*** RAW DATA ***
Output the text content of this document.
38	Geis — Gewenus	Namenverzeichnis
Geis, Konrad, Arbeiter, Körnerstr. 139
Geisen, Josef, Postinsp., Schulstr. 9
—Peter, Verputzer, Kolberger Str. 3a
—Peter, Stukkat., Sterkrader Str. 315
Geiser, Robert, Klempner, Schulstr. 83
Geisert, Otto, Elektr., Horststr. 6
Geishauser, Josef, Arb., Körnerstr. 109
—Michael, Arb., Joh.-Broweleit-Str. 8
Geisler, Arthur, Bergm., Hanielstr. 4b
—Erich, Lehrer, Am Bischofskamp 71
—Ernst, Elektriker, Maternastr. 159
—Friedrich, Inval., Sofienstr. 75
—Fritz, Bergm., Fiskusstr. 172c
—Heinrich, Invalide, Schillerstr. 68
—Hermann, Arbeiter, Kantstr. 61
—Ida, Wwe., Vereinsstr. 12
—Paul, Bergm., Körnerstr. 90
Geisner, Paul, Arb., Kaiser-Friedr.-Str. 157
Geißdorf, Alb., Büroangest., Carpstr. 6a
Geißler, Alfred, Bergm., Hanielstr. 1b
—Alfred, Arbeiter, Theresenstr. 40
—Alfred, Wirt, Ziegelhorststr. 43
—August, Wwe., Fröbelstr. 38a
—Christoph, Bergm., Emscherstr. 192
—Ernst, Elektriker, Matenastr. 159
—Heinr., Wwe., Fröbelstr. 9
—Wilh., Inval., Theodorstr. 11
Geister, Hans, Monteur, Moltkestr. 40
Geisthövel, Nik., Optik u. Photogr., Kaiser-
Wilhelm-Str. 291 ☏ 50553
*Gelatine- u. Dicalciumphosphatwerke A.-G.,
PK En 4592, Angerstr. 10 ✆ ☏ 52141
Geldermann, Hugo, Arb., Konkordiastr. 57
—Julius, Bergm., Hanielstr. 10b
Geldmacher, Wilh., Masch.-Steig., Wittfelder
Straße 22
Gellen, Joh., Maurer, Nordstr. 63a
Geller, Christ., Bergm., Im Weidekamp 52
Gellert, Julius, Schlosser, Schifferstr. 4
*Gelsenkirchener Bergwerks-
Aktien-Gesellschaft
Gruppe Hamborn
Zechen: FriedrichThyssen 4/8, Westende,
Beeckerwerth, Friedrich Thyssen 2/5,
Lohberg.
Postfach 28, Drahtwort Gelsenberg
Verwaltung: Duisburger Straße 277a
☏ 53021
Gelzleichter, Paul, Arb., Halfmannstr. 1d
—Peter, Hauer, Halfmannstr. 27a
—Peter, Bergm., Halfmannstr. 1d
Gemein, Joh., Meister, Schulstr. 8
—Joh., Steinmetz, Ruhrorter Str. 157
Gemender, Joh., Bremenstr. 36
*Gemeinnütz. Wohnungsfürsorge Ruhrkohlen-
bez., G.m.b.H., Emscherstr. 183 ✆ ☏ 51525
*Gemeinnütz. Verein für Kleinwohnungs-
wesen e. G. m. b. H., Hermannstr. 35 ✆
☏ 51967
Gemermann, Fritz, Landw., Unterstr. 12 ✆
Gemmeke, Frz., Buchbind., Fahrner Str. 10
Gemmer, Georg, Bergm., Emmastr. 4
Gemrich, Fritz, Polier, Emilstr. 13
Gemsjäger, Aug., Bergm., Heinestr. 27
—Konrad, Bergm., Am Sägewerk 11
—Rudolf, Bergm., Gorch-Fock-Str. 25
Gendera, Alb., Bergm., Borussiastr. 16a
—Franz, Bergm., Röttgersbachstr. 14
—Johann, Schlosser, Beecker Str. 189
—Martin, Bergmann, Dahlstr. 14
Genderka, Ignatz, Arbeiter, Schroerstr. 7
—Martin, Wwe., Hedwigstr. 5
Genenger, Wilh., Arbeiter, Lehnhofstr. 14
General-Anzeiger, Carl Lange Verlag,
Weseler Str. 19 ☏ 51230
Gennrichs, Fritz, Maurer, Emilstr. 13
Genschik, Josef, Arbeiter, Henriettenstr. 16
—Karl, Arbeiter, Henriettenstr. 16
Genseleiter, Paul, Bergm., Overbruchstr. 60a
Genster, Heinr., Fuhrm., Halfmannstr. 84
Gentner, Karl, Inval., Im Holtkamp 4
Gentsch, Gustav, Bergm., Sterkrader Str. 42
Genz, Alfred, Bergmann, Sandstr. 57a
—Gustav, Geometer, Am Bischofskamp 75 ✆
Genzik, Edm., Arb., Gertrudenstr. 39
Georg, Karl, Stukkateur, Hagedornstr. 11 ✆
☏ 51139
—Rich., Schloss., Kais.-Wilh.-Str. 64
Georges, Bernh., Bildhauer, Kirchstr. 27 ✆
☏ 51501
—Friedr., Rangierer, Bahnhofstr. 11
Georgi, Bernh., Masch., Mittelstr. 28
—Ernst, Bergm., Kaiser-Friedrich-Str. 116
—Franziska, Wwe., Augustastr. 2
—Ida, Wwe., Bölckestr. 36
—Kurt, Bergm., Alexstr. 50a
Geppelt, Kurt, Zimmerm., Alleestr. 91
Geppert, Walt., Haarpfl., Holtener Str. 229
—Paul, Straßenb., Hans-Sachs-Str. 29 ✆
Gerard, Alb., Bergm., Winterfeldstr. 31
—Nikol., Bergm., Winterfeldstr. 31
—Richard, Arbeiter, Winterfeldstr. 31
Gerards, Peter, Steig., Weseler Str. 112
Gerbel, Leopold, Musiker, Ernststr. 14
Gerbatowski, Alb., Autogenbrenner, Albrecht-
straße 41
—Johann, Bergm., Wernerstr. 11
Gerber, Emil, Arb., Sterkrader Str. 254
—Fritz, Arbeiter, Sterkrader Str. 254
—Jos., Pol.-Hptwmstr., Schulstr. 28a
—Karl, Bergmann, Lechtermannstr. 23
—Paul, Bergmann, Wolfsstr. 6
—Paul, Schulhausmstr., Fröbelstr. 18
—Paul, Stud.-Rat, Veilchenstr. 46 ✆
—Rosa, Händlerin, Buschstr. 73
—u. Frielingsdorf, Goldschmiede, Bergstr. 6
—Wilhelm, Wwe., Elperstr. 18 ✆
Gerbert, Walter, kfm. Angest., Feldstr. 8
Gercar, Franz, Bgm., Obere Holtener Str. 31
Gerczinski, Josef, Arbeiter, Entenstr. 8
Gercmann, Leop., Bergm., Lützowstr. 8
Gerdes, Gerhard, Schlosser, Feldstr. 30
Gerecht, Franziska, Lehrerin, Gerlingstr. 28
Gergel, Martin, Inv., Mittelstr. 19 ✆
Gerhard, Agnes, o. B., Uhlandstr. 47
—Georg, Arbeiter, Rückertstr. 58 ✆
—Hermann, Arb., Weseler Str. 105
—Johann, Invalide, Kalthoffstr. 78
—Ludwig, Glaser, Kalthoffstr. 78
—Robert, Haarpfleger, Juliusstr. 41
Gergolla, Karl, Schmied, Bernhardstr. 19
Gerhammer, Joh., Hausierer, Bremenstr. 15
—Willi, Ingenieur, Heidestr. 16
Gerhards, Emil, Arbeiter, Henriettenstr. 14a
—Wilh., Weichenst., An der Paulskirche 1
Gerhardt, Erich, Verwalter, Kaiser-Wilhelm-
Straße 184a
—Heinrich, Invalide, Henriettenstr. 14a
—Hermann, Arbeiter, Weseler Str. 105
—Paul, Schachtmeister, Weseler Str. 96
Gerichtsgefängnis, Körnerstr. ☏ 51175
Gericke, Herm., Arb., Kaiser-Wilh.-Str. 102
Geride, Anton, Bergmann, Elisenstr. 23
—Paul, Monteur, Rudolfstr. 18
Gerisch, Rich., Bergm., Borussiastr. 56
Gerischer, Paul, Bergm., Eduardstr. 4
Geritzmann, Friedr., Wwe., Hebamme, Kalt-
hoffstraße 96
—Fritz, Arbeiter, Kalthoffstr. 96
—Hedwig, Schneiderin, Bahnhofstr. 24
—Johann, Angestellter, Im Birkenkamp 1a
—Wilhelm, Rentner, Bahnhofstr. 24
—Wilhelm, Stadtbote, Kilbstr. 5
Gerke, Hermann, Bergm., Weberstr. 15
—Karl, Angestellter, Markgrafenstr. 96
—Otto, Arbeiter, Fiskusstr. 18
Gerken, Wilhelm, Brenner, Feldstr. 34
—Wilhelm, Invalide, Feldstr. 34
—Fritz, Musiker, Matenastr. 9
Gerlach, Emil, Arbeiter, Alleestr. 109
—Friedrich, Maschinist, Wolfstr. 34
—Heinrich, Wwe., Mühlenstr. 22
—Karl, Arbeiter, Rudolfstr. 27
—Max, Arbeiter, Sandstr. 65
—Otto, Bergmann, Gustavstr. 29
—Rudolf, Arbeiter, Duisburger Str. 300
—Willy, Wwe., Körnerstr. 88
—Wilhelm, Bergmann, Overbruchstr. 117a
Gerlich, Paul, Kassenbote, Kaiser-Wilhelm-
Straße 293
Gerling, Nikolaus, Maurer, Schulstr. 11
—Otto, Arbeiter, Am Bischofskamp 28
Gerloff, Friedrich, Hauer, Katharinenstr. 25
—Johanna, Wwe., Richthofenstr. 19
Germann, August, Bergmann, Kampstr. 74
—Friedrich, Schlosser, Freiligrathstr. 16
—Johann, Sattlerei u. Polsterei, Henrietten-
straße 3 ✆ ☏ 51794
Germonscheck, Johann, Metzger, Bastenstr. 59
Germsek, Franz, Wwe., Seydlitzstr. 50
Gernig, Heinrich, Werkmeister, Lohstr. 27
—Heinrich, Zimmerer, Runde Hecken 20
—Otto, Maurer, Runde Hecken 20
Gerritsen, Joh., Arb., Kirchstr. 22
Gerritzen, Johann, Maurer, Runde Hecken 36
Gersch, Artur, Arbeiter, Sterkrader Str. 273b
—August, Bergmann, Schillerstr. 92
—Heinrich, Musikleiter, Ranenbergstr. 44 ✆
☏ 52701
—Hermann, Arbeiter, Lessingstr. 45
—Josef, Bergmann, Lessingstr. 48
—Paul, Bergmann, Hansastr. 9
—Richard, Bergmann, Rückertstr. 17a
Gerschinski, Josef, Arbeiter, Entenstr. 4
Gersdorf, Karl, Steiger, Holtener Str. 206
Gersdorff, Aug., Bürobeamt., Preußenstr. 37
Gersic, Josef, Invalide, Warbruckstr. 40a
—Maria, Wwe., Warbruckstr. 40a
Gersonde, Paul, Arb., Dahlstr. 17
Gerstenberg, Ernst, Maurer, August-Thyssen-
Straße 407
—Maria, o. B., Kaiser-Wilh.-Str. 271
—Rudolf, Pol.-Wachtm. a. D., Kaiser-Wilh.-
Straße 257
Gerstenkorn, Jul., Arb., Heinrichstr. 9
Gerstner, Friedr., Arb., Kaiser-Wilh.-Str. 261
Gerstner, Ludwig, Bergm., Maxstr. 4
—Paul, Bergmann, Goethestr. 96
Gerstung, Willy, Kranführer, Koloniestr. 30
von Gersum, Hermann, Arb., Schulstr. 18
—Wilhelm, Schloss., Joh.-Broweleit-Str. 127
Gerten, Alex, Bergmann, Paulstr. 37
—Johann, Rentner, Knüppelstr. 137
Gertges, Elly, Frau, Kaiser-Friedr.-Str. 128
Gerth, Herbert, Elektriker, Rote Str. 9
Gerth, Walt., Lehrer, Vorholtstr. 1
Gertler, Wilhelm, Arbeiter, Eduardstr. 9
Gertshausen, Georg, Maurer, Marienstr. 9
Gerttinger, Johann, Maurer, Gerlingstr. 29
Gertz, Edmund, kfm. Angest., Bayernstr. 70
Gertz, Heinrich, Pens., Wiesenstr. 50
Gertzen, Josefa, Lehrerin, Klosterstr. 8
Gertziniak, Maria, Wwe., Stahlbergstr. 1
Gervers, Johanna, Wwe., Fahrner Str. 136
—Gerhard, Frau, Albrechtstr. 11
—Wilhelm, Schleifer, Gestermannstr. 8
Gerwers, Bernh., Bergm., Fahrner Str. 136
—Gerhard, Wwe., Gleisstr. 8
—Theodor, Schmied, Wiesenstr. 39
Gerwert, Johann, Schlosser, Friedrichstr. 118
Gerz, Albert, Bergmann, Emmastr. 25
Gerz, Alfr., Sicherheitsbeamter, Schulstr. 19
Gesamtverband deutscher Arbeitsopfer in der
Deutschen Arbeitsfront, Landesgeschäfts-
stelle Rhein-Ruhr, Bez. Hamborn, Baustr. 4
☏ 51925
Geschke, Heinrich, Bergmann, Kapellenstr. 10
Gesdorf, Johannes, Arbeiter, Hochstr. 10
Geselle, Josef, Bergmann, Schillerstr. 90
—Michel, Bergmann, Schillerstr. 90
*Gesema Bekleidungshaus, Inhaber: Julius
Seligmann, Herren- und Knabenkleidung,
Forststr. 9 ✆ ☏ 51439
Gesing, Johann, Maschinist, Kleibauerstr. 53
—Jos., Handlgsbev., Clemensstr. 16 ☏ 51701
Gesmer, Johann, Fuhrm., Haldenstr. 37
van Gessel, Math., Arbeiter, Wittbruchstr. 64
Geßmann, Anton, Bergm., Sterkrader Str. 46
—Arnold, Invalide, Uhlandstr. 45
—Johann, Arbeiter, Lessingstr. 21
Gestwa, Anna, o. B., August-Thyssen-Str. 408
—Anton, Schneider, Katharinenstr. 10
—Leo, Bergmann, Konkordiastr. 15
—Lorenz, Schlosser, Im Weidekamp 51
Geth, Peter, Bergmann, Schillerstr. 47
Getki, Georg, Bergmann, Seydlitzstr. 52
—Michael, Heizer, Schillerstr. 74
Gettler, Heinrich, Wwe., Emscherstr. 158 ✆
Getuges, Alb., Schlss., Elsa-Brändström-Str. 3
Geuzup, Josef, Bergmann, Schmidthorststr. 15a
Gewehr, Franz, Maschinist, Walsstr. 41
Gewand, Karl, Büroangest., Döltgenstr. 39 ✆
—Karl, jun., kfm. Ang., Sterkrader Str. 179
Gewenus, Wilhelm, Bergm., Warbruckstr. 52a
***
* _DESCRIPTION OF THE TASK_:
Show every line in the records above that contains the word "Franziska".

* _FULL SOLUTION_:
—Franziska, Wwe., Augustastr. 2
Gerecht, Franziska, Lehrerin, Gerlingstr. 28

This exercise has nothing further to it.